Records from a collection –
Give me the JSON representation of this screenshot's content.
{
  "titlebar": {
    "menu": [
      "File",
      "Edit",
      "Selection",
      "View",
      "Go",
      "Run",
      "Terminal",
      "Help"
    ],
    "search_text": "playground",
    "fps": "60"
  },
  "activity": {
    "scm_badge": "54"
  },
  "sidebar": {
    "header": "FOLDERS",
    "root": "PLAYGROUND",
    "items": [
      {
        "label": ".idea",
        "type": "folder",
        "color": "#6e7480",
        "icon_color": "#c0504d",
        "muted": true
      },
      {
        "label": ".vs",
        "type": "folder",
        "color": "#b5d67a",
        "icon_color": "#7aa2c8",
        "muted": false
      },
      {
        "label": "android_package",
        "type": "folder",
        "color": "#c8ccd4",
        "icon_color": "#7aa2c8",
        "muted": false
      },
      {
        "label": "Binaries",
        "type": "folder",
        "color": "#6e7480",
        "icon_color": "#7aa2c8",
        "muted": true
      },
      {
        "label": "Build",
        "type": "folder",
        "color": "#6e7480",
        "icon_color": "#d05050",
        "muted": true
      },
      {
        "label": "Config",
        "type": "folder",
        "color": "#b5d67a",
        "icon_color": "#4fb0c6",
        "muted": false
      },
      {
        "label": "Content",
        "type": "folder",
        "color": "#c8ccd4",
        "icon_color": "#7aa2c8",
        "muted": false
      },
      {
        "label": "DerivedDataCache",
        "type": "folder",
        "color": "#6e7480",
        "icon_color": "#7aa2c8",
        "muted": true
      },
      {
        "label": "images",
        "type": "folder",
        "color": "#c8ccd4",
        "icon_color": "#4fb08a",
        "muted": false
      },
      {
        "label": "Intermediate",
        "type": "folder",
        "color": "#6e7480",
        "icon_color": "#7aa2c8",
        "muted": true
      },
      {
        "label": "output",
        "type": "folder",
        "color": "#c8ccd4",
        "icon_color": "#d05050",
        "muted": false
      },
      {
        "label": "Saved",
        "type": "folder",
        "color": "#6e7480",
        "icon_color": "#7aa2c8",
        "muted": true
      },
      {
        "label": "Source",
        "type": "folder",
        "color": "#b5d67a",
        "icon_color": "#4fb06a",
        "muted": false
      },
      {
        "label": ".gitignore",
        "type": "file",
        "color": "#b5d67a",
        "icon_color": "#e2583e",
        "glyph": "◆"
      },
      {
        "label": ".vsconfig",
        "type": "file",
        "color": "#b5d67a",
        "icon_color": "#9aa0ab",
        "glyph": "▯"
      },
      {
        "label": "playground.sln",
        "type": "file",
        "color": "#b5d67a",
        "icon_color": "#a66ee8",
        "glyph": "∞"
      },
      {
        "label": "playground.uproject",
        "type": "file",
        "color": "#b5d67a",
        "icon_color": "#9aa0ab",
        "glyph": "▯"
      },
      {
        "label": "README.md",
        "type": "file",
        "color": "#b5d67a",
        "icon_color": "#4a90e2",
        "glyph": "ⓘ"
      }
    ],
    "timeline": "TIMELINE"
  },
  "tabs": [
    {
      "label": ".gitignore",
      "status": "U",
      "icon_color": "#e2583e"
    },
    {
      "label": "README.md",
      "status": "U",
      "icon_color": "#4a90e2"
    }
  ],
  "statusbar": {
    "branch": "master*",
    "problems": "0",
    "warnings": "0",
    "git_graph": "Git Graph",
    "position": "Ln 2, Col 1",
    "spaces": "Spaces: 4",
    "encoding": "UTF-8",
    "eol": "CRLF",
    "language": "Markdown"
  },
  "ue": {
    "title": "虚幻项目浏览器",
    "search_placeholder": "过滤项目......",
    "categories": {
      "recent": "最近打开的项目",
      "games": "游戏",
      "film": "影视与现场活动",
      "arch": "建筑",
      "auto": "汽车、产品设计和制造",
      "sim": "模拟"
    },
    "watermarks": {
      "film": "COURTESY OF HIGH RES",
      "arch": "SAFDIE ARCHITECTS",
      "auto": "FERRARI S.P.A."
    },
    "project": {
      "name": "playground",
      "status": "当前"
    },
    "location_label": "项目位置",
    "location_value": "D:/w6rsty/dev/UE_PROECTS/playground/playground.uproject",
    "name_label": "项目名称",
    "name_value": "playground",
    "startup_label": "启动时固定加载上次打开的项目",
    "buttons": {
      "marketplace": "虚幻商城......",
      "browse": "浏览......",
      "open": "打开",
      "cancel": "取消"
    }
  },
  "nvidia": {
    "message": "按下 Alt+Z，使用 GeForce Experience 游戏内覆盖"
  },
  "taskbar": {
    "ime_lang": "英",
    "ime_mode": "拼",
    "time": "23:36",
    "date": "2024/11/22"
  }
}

Work instructions –
Find and copy each line above that includes the string "film".

Task solution –
      "film": "影视与现场活动",
      "film": "COURTESY OF HIGH RES",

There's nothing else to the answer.